- _Records provided_:
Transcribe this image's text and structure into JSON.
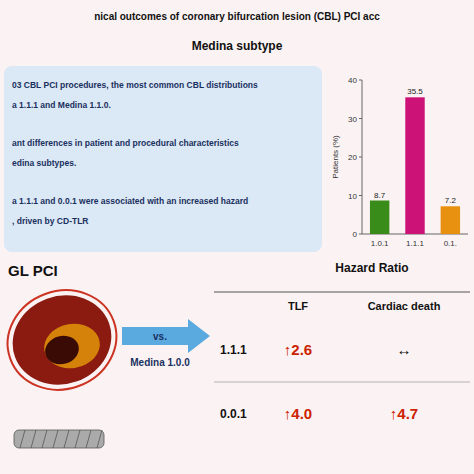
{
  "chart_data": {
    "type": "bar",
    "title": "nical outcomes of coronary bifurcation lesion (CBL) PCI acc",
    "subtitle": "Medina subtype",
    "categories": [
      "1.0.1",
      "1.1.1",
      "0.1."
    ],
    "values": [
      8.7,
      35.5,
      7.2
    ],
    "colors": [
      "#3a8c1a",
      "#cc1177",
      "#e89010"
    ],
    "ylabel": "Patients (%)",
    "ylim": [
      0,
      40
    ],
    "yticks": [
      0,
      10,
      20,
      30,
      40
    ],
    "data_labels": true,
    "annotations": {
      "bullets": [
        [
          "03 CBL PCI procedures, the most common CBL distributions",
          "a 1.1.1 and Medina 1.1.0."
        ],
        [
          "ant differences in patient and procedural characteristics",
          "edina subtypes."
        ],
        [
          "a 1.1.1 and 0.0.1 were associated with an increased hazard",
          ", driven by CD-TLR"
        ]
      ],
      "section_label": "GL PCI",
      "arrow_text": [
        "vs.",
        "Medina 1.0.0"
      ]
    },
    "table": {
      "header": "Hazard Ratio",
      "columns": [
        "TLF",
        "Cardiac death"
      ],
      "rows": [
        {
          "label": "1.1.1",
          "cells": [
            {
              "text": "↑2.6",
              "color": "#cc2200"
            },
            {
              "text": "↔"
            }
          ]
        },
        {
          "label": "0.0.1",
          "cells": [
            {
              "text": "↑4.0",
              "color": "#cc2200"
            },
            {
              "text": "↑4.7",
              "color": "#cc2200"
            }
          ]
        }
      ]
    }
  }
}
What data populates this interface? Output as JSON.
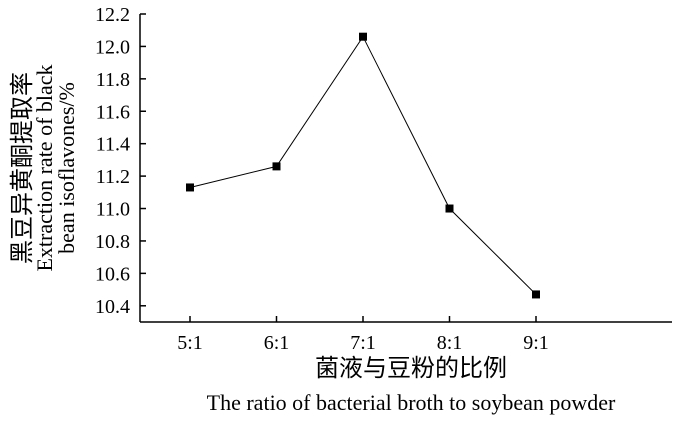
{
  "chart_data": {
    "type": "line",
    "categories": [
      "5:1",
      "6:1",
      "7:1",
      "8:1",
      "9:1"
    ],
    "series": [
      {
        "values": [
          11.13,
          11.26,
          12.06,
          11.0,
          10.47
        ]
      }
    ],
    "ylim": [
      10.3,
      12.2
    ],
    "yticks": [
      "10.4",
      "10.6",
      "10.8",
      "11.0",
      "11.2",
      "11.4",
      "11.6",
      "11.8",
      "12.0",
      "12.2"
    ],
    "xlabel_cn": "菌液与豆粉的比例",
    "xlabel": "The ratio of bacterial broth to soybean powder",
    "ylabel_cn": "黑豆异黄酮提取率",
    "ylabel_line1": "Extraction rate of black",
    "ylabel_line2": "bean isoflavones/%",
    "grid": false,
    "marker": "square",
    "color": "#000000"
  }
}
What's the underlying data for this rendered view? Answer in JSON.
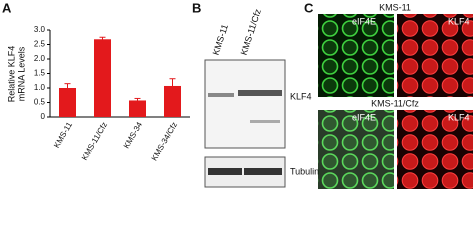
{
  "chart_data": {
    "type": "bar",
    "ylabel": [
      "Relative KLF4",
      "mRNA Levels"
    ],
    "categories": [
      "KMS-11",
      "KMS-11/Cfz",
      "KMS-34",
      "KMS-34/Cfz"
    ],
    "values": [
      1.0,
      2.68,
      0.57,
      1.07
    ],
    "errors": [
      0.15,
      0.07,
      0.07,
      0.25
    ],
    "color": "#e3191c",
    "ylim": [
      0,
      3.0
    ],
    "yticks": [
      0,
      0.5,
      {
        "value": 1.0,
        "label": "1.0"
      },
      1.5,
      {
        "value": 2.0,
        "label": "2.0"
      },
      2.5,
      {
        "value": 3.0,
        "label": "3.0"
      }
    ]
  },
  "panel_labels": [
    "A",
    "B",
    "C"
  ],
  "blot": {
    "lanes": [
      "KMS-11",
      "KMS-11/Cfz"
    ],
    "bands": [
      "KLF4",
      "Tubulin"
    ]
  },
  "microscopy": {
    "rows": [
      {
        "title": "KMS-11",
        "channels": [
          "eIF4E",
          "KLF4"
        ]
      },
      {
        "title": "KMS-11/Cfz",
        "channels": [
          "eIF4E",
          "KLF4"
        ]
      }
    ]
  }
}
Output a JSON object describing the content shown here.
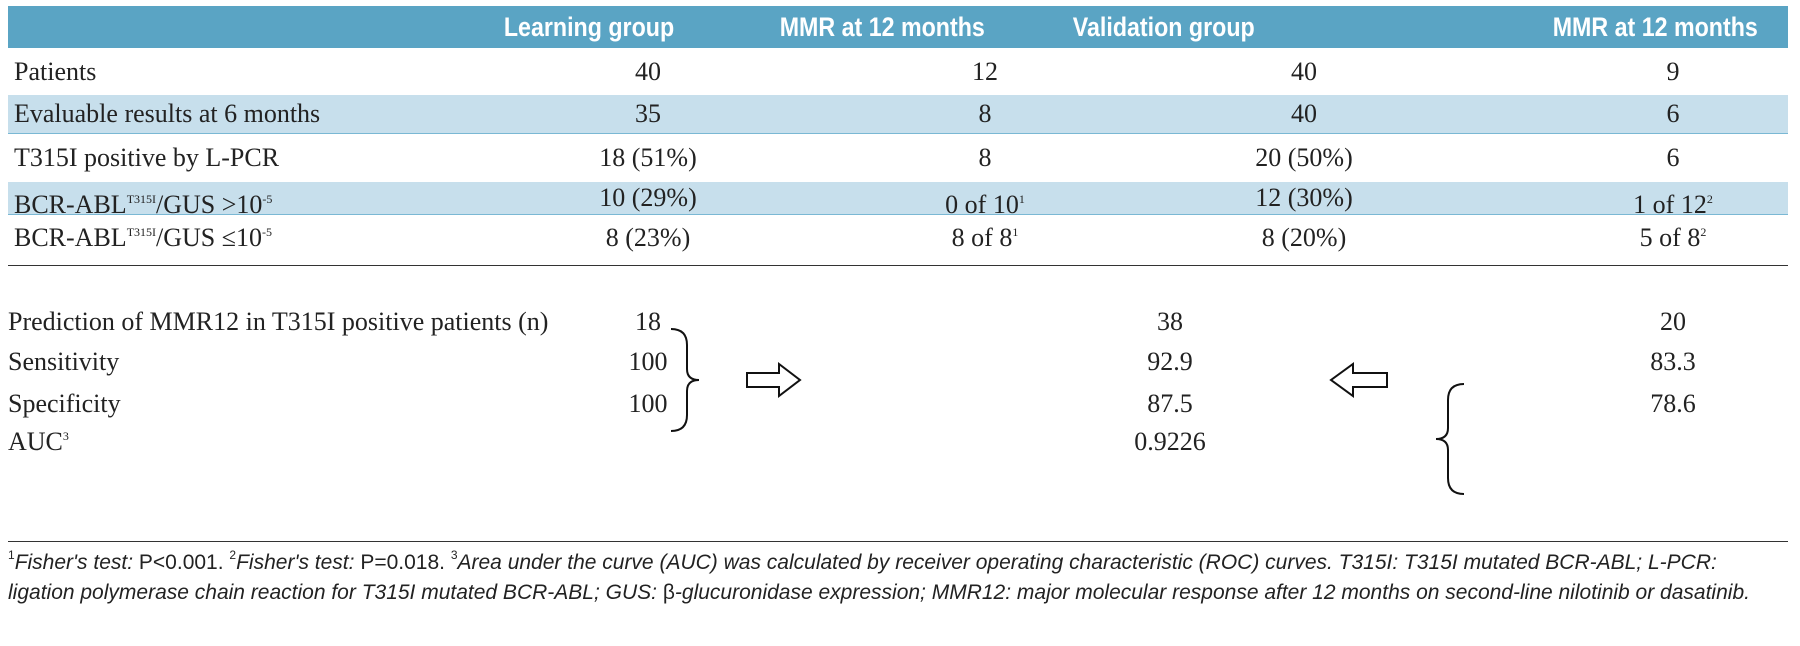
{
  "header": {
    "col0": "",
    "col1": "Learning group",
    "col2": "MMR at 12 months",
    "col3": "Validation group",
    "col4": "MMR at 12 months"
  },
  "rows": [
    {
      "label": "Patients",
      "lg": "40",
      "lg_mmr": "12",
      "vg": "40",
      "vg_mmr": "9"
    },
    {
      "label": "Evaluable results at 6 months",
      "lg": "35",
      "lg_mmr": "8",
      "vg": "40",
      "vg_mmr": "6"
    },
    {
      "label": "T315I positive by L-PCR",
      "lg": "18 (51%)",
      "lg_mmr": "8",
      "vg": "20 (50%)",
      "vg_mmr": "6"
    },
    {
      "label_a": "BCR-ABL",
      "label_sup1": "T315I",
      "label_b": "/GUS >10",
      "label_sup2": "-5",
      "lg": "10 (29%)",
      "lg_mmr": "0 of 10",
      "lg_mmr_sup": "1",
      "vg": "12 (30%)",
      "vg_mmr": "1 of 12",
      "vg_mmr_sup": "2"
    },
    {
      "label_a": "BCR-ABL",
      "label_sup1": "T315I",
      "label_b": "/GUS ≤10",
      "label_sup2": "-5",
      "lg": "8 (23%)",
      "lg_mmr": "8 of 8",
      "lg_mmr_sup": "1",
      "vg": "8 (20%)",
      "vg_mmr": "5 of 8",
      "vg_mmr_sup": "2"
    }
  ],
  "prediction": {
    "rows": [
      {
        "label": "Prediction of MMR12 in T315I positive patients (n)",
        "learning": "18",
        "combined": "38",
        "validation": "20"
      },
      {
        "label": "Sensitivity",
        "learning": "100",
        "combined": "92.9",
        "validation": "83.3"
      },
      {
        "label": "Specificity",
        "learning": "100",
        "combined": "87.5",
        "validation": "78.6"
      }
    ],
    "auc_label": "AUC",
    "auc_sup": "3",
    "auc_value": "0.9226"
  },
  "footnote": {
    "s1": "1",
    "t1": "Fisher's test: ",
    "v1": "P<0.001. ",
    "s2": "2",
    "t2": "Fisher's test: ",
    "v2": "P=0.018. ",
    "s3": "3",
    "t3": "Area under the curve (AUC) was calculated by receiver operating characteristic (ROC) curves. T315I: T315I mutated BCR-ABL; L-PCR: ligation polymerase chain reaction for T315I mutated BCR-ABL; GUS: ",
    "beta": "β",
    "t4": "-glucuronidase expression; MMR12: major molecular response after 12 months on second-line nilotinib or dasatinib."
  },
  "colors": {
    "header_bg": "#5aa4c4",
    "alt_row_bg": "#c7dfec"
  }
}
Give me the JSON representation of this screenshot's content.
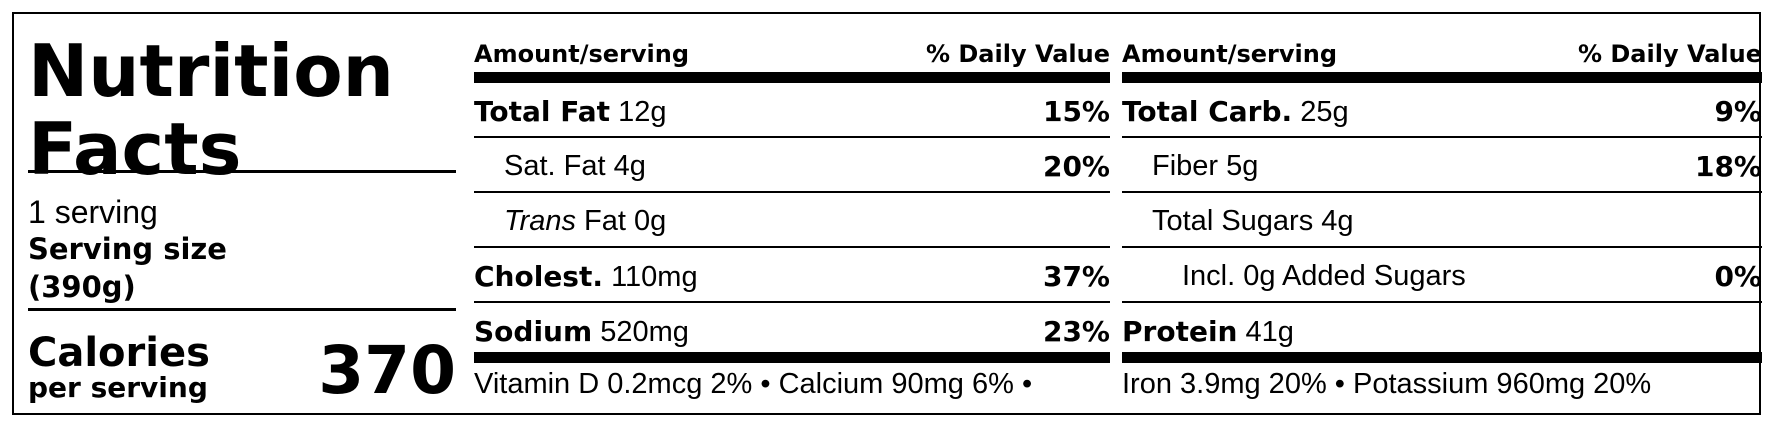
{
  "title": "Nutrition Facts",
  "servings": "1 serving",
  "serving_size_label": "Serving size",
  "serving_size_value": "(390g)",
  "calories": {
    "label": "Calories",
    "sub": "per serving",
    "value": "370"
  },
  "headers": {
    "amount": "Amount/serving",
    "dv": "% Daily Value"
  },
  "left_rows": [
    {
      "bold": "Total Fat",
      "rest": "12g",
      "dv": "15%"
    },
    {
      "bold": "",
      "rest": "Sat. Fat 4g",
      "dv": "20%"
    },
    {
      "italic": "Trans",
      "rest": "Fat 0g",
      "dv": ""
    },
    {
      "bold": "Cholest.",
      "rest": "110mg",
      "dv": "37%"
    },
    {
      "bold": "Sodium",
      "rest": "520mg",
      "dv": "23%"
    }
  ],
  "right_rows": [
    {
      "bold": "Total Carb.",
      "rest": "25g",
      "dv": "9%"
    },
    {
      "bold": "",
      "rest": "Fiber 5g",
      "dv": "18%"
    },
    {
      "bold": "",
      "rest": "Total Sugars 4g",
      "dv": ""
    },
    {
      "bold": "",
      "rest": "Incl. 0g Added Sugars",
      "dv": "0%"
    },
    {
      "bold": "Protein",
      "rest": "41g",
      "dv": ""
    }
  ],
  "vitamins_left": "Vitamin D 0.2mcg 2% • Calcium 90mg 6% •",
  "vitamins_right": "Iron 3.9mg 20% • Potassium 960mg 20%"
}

- _Task item_: Exclude the pictures and give back the rest of the data above exactly as written.

- _Your response_:
Transcribe this image's text and structure into JSON.
{
  "chart_data": {
    "type": "bar",
    "title": "nical outcomes of coronary bifurcation lesion (CBL) PCI acc",
    "subtitle": "Medina subtype",
    "categories": [
      "1.0.1",
      "1.1.1",
      "0.1."
    ],
    "values": [
      8.7,
      35.5,
      7.2
    ],
    "colors": [
      "#3a8c1a",
      "#cc1177",
      "#e89010"
    ],
    "ylabel": "Patients (%)",
    "ylim": [
      0,
      40
    ],
    "yticks": [
      0,
      10,
      20,
      30,
      40
    ],
    "data_labels": true,
    "annotations": {
      "bullets": [
        [
          "03 CBL PCI procedures, the most common CBL distributions",
          "a 1.1.1 and Medina 1.1.0."
        ],
        [
          "ant differences in patient and procedural characteristics",
          "edina subtypes."
        ],
        [
          "a 1.1.1 and 0.0.1 were associated with an increased hazard",
          ", driven by CD-TLR"
        ]
      ],
      "section_label": "GL PCI",
      "arrow_text": [
        "vs.",
        "Medina 1.0.0"
      ]
    },
    "table": {
      "header": "Hazard Ratio",
      "columns": [
        "TLF",
        "Cardiac death"
      ],
      "rows": [
        {
          "label": "1.1.1",
          "cells": [
            {
              "text": "↑2.6",
              "color": "#cc2200"
            },
            {
              "text": "↔"
            }
          ]
        },
        {
          "label": "0.0.1",
          "cells": [
            {
              "text": "↑4.0",
              "color": "#cc2200"
            },
            {
              "text": "↑4.7",
              "color": "#cc2200"
            }
          ]
        }
      ]
    }
  }
}
What data populates this interface? Output as JSON.
{
  "chart_data": {
    "type": "line",
    "categories": [
      "5:1",
      "6:1",
      "7:1",
      "8:1",
      "9:1"
    ],
    "series": [
      {
        "values": [
          11.13,
          11.26,
          12.06,
          11.0,
          10.47
        ]
      }
    ],
    "ylim": [
      10.3,
      12.2
    ],
    "yticks": [
      "10.4",
      "10.6",
      "10.8",
      "11.0",
      "11.2",
      "11.4",
      "11.6",
      "11.8",
      "12.0",
      "12.2"
    ],
    "xlabel_cn": "菌液与豆粉的比例",
    "xlabel": "The ratio of bacterial broth to soybean powder",
    "ylabel_cn": "黑豆异黄酮提取率",
    "ylabel_line1": "Extraction rate of black",
    "ylabel_line2": "bean isoflavones/%",
    "grid": false,
    "marker": "square",
    "color": "#000000"
  }
}
What's the underlying data for this rendered view? Answer in JSON.
{
  "chart_data": {
    "type": "bar",
    "ylabel": [
      "Relative KLF4",
      "mRNA Levels"
    ],
    "categories": [
      "KMS-11",
      "KMS-11/Cfz",
      "KMS-34",
      "KMS-34/Cfz"
    ],
    "values": [
      1.0,
      2.68,
      0.57,
      1.07
    ],
    "errors": [
      0.15,
      0.07,
      0.07,
      0.25
    ],
    "color": "#e3191c",
    "ylim": [
      0,
      3.0
    ],
    "yticks": [
      0,
      0.5,
      {
        "value": 1.0,
        "label": "1.0"
      },
      1.5,
      {
        "value": 2.0,
        "label": "2.0"
      },
      2.5,
      {
        "value": 3.0,
        "label": "3.0"
      }
    ]
  },
  "panel_labels": [
    "A",
    "B",
    "C"
  ],
  "blot": {
    "lanes": [
      "KMS-11",
      "KMS-11/Cfz"
    ],
    "bands": [
      "KLF4",
      "Tubulin"
    ]
  },
  "microscopy": {
    "rows": [
      {
        "title": "KMS-11",
        "channels": [
          "eIF4E",
          "KLF4"
        ]
      },
      {
        "title": "KMS-11/Cfz",
        "channels": [
          "eIF4E",
          "KLF4"
        ]
      }
    ]
  }
}
Output a JSON object describing the content shown here.
{
  "header": {
    "col0": "",
    "col1": "Learning group",
    "col2": "MMR at 12 months",
    "col3": "Validation group",
    "col4": "MMR at 12 months"
  },
  "rows": [
    {
      "label": "Patients",
      "lg": "40",
      "lg_mmr": "12",
      "vg": "40",
      "vg_mmr": "9"
    },
    {
      "label": "Evaluable results at 6 months",
      "lg": "35",
      "lg_mmr": "8",
      "vg": "40",
      "vg_mmr": "6"
    },
    {
      "label": "T315I positive by L-PCR",
      "lg": "18 (51%)",
      "lg_mmr": "8",
      "vg": "20 (50%)",
      "vg_mmr": "6"
    },
    {
      "label_a": "BCR-ABL",
      "label_sup1": "T315I",
      "label_b": "/GUS >10",
      "label_sup2": "-5",
      "lg": "10 (29%)",
      "lg_mmr": "0 of 10",
      "lg_mmr_sup": "1",
      "vg": "12 (30%)",
      "vg_mmr": "1 of 12",
      "vg_mmr_sup": "2"
    },
    {
      "label_a": "BCR-ABL",
      "label_sup1": "T315I",
      "label_b": "/GUS ≤10",
      "label_sup2": "-5",
      "lg": "8 (23%)",
      "lg_mmr": "8 of 8",
      "lg_mmr_sup": "1",
      "vg": "8 (20%)",
      "vg_mmr": "5 of 8",
      "vg_mmr_sup": "2"
    }
  ],
  "prediction": {
    "rows": [
      {
        "label": "Prediction of MMR12 in T315I positive patients (n)",
        "learning": "18",
        "combined": "38",
        "validation": "20"
      },
      {
        "label": "Sensitivity",
        "learning": "100",
        "combined": "92.9",
        "validation": "83.3"
      },
      {
        "label": "Specificity",
        "learning": "100",
        "combined": "87.5",
        "validation": "78.6"
      }
    ],
    "auc_label": "AUC",
    "auc_sup": "3",
    "auc_value": "0.9226"
  },
  "footnote": {
    "s1": "1",
    "t1": "Fisher's test: ",
    "v1": "P<0.001. ",
    "s2": "2",
    "t2": "Fisher's test: ",
    "v2": "P=0.018. ",
    "s3": "3",
    "t3": "Area under the curve (AUC) was calculated by receiver operating characteristic (ROC) curves. T315I: T315I mutated BCR-ABL; L-PCR: ligation polymerase chain reaction for T315I mutated BCR-ABL; GUS: ",
    "beta": "β",
    "t4": "-glucuronidase expression; MMR12: major molecular response after 12 months on second-line nilotinib or dasatinib."
  },
  "colors": {
    "header_bg": "#5aa4c4",
    "alt_row_bg": "#c7dfec"
  }
}
Give me the JSON representation of this screenshot's content.
{
  "title": "Nutrition Facts",
  "servings": "1 serving",
  "serving_size_label": "Serving size",
  "serving_size_value": "(390g)",
  "calories": {
    "label": "Calories",
    "sub": "per serving",
    "value": "370"
  },
  "headers": {
    "amount": "Amount/serving",
    "dv": "% Daily Value"
  },
  "left_rows": [
    {
      "bold": "Total Fat",
      "rest": "12g",
      "dv": "15%"
    },
    {
      "bold": "",
      "rest": "Sat. Fat 4g",
      "dv": "20%"
    },
    {
      "italic": "Trans",
      "rest": "Fat 0g",
      "dv": ""
    },
    {
      "bold": "Cholest.",
      "rest": "110mg",
      "dv": "37%"
    },
    {
      "bold": "Sodium",
      "rest": "520mg",
      "dv": "23%"
    }
  ],
  "right_rows": [
    {
      "bold": "Total Carb.",
      "rest": "25g",
      "dv": "9%"
    },
    {
      "bold": "",
      "rest": "Fiber 5g",
      "dv": "18%"
    },
    {
      "bold": "",
      "rest": "Total Sugars 4g",
      "dv": ""
    },
    {
      "bold": "",
      "rest": "Incl. 0g Added Sugars",
      "dv": "0%"
    },
    {
      "bold": "Protein",
      "rest": "41g",
      "dv": ""
    }
  ],
  "vitamins_left": "Vitamin D 0.2mcg 2% • Calcium 90mg 6% •",
  "vitamins_right": "Iron 3.9mg 20% • Potassium 960mg 20%"
}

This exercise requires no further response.